Dataset records:
════════

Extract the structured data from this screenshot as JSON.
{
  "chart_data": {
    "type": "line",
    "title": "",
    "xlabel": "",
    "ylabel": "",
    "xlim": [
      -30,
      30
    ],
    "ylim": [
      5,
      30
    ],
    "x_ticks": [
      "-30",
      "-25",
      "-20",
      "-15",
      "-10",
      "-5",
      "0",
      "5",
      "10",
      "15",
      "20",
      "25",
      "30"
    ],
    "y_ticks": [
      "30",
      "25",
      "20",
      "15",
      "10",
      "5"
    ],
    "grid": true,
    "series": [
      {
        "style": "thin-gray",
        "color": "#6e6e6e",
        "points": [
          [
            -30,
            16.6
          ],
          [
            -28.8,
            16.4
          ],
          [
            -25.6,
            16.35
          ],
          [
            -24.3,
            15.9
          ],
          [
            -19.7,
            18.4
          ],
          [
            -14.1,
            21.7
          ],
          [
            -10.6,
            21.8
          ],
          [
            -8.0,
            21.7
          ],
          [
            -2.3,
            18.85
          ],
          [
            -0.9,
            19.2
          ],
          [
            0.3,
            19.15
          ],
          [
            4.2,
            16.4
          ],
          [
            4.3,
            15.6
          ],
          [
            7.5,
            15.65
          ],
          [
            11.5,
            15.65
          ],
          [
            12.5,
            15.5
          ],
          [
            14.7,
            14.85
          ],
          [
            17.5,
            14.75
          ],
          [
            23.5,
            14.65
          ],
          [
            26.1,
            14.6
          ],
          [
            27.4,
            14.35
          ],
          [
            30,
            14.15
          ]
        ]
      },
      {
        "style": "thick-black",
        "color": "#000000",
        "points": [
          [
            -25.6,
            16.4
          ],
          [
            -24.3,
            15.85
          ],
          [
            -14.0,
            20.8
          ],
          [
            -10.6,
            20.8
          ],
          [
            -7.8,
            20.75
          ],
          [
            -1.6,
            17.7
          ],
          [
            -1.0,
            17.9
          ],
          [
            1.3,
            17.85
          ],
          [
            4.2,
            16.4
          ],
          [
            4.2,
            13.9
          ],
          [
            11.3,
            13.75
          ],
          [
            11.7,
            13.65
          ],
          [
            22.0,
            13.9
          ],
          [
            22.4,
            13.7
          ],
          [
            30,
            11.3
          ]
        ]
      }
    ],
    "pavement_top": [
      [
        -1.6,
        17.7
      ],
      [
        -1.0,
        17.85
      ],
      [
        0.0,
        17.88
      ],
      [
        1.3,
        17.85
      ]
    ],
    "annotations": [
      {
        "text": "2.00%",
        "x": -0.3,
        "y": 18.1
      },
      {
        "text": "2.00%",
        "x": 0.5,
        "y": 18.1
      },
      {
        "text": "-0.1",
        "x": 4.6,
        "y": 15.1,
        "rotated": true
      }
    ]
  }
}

════════

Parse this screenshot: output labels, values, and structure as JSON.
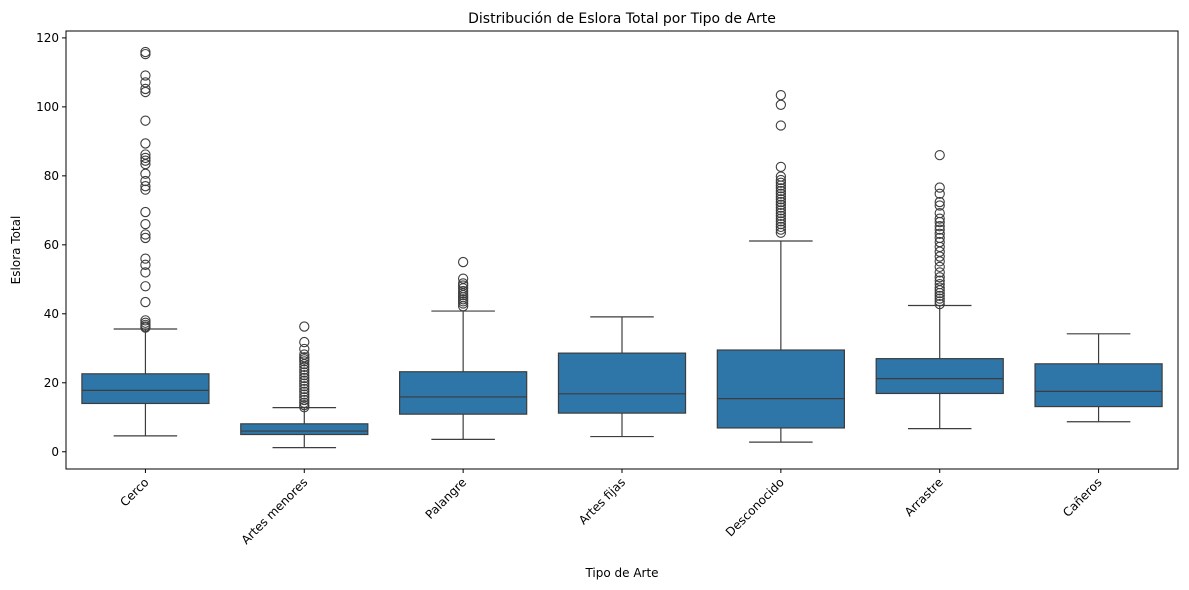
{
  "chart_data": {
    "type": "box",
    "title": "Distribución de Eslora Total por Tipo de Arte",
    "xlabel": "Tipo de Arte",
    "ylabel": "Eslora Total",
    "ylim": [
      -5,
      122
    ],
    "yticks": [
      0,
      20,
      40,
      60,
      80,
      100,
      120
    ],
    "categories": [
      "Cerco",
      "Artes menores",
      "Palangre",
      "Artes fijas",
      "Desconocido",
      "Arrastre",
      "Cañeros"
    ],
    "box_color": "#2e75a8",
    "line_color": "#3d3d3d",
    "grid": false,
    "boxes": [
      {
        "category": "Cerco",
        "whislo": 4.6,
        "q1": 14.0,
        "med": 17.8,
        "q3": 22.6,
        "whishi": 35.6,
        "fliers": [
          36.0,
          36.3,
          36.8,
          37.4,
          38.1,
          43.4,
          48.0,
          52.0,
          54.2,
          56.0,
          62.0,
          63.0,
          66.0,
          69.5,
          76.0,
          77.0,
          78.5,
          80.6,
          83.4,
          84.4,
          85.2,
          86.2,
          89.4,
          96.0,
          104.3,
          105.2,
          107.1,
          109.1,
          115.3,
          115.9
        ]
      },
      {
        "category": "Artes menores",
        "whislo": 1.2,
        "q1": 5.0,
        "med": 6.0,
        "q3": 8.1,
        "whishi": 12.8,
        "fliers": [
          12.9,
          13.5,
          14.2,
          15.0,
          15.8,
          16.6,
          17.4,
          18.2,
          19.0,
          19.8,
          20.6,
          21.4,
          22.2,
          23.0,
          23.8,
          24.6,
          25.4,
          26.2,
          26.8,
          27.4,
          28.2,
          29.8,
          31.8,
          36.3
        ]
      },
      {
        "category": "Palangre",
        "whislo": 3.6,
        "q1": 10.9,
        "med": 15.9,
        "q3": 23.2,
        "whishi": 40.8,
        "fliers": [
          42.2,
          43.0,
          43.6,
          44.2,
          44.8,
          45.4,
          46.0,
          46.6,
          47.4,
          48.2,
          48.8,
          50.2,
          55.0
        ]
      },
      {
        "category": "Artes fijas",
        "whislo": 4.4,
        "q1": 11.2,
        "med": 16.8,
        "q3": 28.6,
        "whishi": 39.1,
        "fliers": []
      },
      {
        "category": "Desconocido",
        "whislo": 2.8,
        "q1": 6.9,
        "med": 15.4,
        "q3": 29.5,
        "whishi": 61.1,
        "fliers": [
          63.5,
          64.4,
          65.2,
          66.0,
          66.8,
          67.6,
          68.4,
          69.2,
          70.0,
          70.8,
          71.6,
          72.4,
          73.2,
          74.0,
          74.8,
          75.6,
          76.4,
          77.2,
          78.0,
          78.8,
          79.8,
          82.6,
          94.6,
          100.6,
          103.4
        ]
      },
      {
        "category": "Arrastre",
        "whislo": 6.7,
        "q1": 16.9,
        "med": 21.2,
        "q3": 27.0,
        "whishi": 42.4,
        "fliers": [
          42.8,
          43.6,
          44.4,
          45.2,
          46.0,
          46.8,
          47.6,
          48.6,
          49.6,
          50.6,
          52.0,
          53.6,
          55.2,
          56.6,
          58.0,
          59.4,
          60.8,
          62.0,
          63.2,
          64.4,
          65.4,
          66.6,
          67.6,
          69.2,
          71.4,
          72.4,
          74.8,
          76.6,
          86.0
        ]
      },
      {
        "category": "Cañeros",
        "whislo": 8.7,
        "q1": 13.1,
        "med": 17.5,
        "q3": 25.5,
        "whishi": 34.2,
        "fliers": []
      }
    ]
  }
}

════════

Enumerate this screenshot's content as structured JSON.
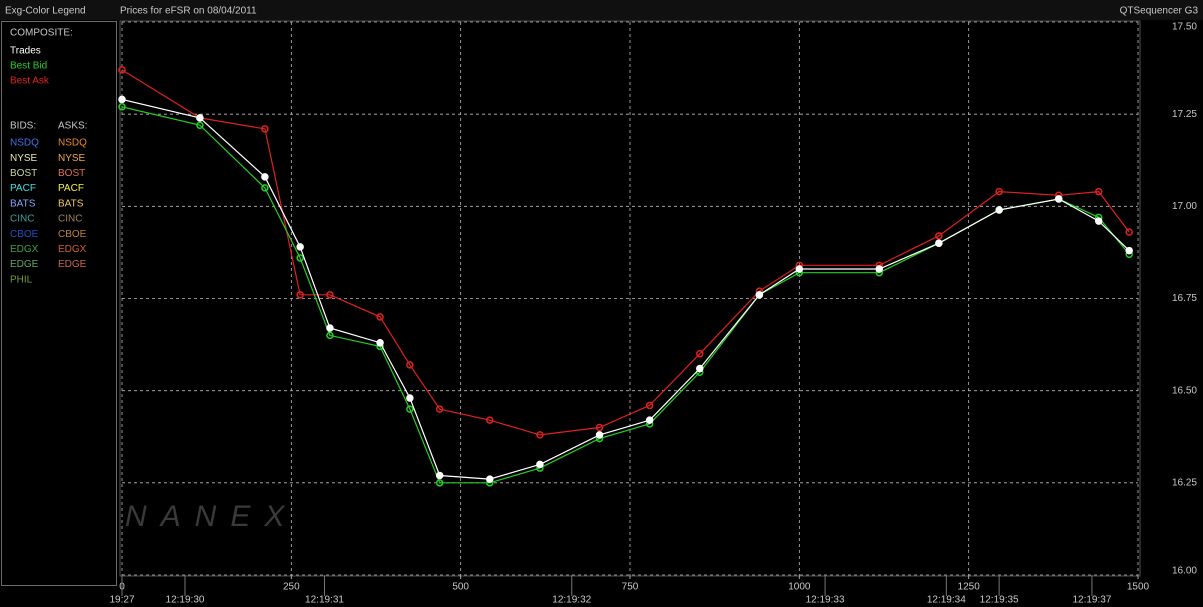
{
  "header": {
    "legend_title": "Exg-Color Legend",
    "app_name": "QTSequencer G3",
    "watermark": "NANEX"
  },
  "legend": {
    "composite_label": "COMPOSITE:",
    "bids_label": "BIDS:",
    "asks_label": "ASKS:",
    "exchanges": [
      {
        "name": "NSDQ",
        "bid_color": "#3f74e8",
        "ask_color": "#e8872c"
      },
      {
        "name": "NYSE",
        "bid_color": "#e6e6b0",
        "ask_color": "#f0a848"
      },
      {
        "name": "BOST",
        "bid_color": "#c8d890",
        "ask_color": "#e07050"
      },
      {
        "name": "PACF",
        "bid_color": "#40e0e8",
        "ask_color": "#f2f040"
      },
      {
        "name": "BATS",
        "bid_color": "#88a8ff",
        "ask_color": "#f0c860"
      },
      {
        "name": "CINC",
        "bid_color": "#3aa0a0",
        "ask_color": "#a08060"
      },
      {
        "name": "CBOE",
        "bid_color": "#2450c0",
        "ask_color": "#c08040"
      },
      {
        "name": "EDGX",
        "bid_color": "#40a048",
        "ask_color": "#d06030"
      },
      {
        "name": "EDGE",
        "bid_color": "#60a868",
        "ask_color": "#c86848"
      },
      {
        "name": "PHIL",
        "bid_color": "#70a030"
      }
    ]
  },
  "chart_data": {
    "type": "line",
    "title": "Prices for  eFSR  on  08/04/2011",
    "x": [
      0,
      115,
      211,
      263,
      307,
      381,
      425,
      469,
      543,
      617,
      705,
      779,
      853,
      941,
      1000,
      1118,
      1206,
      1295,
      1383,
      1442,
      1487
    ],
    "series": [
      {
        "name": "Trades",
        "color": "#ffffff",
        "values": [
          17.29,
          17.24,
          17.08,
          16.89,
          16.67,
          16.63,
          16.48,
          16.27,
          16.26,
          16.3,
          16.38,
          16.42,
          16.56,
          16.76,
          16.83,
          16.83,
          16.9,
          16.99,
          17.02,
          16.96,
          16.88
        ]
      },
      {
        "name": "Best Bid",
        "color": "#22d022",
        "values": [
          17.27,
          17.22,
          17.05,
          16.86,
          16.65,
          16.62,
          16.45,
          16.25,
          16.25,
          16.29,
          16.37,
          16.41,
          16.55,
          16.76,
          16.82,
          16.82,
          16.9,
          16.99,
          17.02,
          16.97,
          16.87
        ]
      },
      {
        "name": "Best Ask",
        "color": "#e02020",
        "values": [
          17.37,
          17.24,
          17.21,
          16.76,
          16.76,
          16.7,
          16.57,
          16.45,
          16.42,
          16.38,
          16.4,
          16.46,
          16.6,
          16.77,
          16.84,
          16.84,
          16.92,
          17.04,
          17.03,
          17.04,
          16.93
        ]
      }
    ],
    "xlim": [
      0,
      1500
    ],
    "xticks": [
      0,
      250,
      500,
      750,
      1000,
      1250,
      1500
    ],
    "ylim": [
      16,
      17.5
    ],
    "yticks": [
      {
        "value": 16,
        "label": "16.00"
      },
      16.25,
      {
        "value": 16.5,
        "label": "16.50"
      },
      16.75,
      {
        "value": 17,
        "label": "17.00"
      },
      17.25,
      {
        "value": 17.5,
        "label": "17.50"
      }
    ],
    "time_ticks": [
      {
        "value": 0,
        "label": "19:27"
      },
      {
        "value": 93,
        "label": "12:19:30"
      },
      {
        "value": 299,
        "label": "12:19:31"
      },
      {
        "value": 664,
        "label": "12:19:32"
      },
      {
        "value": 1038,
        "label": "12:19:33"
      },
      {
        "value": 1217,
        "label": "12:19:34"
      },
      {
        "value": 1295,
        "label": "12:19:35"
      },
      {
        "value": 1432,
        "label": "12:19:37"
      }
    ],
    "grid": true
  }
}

════════

== Objective ==
Reply with one number only, the count of lines above that hold the string "JSON".

== Solution ==
3